▼▼▼

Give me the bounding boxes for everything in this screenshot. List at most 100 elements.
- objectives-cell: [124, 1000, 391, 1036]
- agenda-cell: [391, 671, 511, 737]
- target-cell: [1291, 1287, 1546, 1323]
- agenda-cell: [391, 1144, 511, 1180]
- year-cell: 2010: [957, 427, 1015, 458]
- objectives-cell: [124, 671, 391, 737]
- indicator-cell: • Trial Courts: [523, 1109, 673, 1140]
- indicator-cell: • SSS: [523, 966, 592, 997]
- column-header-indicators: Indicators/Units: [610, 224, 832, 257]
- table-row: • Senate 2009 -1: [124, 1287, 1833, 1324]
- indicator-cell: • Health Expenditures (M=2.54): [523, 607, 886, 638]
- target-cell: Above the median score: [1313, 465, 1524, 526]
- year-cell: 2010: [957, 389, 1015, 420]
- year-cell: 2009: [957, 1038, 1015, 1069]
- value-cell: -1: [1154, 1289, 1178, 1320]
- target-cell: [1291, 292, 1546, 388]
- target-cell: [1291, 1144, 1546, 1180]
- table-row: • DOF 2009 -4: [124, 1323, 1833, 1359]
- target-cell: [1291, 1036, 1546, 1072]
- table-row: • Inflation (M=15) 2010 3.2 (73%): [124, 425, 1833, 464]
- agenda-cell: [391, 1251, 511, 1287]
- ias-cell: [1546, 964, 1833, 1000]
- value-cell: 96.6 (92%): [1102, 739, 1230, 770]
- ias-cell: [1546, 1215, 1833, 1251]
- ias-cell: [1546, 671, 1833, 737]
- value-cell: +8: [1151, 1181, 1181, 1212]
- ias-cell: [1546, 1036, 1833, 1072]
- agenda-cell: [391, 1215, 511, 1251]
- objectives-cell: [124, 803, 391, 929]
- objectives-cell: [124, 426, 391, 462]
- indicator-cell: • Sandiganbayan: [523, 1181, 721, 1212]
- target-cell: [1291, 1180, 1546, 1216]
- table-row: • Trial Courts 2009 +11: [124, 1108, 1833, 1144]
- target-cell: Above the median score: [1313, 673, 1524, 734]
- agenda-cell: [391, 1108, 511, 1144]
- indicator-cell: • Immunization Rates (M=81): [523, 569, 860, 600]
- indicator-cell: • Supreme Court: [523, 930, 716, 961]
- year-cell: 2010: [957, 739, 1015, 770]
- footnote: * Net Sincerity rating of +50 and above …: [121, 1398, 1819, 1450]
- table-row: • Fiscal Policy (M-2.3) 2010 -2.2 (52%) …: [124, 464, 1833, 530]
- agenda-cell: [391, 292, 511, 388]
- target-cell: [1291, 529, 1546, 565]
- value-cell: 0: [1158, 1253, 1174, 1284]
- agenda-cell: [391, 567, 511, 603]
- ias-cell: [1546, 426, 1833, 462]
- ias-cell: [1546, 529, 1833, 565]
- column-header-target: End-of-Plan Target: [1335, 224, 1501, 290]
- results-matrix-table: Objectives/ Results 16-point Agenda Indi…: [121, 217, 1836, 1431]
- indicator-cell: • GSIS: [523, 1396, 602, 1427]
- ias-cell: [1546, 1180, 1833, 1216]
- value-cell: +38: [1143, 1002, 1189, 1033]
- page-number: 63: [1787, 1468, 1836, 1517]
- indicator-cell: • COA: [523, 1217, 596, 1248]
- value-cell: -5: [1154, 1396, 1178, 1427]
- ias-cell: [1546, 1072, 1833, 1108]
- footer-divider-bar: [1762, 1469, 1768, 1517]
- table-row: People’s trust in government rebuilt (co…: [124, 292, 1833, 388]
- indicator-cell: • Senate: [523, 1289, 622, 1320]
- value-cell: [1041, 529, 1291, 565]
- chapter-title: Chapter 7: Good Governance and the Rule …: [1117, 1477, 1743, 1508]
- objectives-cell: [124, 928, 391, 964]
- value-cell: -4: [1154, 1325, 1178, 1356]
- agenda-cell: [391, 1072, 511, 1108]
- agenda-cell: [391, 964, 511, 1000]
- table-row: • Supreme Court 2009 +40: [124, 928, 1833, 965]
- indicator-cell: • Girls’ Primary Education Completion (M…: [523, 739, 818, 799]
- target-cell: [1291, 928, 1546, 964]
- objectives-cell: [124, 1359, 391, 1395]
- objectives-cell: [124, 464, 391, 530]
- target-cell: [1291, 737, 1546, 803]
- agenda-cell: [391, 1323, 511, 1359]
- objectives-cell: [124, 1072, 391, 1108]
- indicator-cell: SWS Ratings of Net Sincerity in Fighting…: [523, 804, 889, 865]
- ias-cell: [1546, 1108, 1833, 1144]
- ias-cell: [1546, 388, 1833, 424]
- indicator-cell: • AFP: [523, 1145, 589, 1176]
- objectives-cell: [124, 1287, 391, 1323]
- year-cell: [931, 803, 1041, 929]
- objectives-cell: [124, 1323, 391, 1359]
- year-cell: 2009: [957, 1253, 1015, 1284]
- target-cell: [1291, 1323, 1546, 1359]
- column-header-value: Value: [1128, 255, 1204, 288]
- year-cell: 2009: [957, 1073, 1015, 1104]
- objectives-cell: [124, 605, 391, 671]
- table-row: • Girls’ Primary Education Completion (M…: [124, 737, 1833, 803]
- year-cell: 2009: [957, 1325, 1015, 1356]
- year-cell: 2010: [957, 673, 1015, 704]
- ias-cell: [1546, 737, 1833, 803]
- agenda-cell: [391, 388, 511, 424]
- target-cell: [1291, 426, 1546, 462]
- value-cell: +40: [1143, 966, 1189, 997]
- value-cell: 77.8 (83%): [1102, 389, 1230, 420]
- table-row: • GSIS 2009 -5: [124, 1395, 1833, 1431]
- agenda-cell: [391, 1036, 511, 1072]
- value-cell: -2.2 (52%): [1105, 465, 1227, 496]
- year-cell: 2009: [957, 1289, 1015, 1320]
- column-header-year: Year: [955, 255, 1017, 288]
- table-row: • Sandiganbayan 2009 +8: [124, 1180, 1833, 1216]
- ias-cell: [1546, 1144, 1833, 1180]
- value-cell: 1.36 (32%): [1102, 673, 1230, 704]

▲▲▲

AIM: Could you write out these rows again, swapping "bounding boxes" for "box coordinates" and leaving everything else untouched?

TASK RESULT:
Give me the box coordinates for everything in this screenshot. List at most 100 elements.
- objectives-cell: [124, 1000, 391, 1036]
- agenda-cell: [391, 671, 511, 737]
- target-cell: [1291, 1287, 1546, 1323]
- agenda-cell: [391, 1144, 511, 1180]
- year-cell: 2010: [957, 427, 1015, 458]
- objectives-cell: [124, 671, 391, 737]
- indicator-cell: • Trial Courts: [523, 1109, 673, 1140]
- indicator-cell: • SSS: [523, 966, 592, 997]
- column-header-indicators: Indicators/Units: [610, 224, 832, 257]
- table-row: • Senate 2009 -1: [124, 1287, 1833, 1324]
- indicator-cell: • Health Expenditures (M=2.54): [523, 607, 886, 638]
- target-cell: Above the median score: [1313, 465, 1524, 526]
- year-cell: 2010: [957, 389, 1015, 420]
- year-cell: 2009: [957, 1038, 1015, 1069]
- value-cell: -1: [1154, 1289, 1178, 1320]
- target-cell: [1291, 292, 1546, 388]
- target-cell: [1291, 1144, 1546, 1180]
- table-row: • DOF 2009 -4: [124, 1323, 1833, 1359]
- target-cell: [1291, 1036, 1546, 1072]
- table-row: • Inflation (M=15) 2010 3.2 (73%): [124, 425, 1833, 464]
- agenda-cell: [391, 1251, 511, 1287]
- ias-cell: [1546, 964, 1833, 1000]
- value-cell: 96.6 (92%): [1102, 739, 1230, 770]
- ias-cell: [1546, 1215, 1833, 1251]
- ias-cell: [1546, 671, 1833, 737]
- value-cell: +8: [1151, 1181, 1181, 1212]
- ias-cell: [1546, 1036, 1833, 1072]
- agenda-cell: [391, 1215, 511, 1251]
- objectives-cell: [124, 803, 391, 929]
- objectives-cell: [124, 426, 391, 462]
- indicator-cell: • Sandiganbayan: [523, 1181, 721, 1212]
- target-cell: [1291, 1180, 1546, 1216]
- table-row: • Trial Courts 2009 +11: [124, 1108, 1833, 1144]
- target-cell: Above the median score: [1313, 673, 1524, 734]
- agenda-cell: [391, 1108, 511, 1144]
- indicator-cell: • Immunization Rates (M=81): [523, 569, 860, 600]
- indicator-cell: • Supreme Court: [523, 930, 716, 961]
- year-cell: 2010: [957, 739, 1015, 770]
- footnote: * Net Sincerity rating of +50 and above …: [121, 1398, 1819, 1450]
- table-row: • Fiscal Policy (M-2.3) 2010 -2.2 (52%) …: [124, 464, 1833, 530]
- agenda-cell: [391, 292, 511, 388]
- target-cell: [1291, 529, 1546, 565]
- value-cell: 0: [1158, 1253, 1174, 1284]
- agenda-cell: [391, 567, 511, 603]
- ias-cell: [1546, 426, 1833, 462]
- ias-cell: [1546, 529, 1833, 565]
- column-header-target: End-of-Plan Target: [1335, 224, 1501, 290]
- results-matrix-table: Objectives/ Results 16-point Agenda Indi…: [121, 217, 1836, 1431]
- indicator-cell: • GSIS: [523, 1396, 602, 1427]
- ias-cell: [1546, 1180, 1833, 1216]
- value-cell: +38: [1143, 1002, 1189, 1033]
- page-number: 63: [1787, 1468, 1836, 1517]
- indicator-cell: • COA: [523, 1217, 596, 1248]
- value-cell: -5: [1154, 1396, 1178, 1427]
- ias-cell: [1546, 1072, 1833, 1108]
- footer-divider-bar: [1762, 1469, 1768, 1517]
- table-row: People’s trust in government rebuilt (co…: [124, 292, 1833, 388]
- indicator-cell: • Senate: [523, 1289, 622, 1320]
- value-cell: [1041, 529, 1291, 565]
- chapter-title: Chapter 7: Good Governance and the Rule …: [1117, 1477, 1743, 1508]
- objectives-cell: [124, 928, 391, 964]
- value-cell: -4: [1154, 1325, 1178, 1356]
- agenda-cell: [391, 1072, 511, 1108]
- agenda-cell: [391, 964, 511, 1000]
- table-row: • Supreme Court 2009 +40: [124, 928, 1833, 965]
- indicator-cell: • Girls’ Primary Education Completion (M…: [523, 739, 818, 799]
- target-cell: [1291, 928, 1546, 964]
- objectives-cell: [124, 1359, 391, 1395]
- objectives-cell: [124, 464, 391, 530]
- target-cell: [1291, 737, 1546, 803]
- agenda-cell: [391, 1323, 511, 1359]
- objectives-cell: [124, 1072, 391, 1108]
- indicator-cell: SWS Ratings of Net Sincerity in Fighting…: [523, 804, 889, 865]
- ias-cell: [1546, 1108, 1833, 1144]
- ias-cell: [1546, 388, 1833, 424]
- indicator-cell: • AFP: [523, 1145, 589, 1176]
- objectives-cell: [124, 1287, 391, 1323]
- year-cell: [931, 803, 1041, 929]
- objectives-cell: [124, 1323, 391, 1359]
- year-cell: 2009: [957, 1253, 1015, 1284]
- target-cell: [1291, 1323, 1546, 1359]
- column-header-value: Value: [1128, 255, 1204, 288]
- year-cell: 2009: [957, 1073, 1015, 1104]
- objectives-cell: [124, 605, 391, 671]
- table-row: • Girls’ Primary Education Completion (M…: [124, 737, 1833, 803]
- year-cell: 2009: [957, 1325, 1015, 1356]
- year-cell: 2010: [957, 673, 1015, 704]
- ias-cell: [1546, 737, 1833, 803]
- agenda-cell: [391, 388, 511, 424]
- target-cell: [1291, 426, 1546, 462]
- value-cell: +40: [1143, 966, 1189, 997]
- value-cell: 77.8 (83%): [1102, 389, 1230, 420]
- table-row: • GSIS 2009 -5: [124, 1395, 1833, 1431]
- agenda-cell: [391, 1036, 511, 1072]
- value-cell: -2.2 (52%): [1105, 465, 1227, 496]
- year-cell: 2009: [957, 1289, 1015, 1320]
- column-header-year: Year: [955, 255, 1017, 288]
- table-row: • Sandiganbayan 2009 +8: [124, 1180, 1833, 1216]
- ias-cell: [1546, 1144, 1833, 1180]
- value-cell: 1.36 (32%): [1102, 673, 1230, 704]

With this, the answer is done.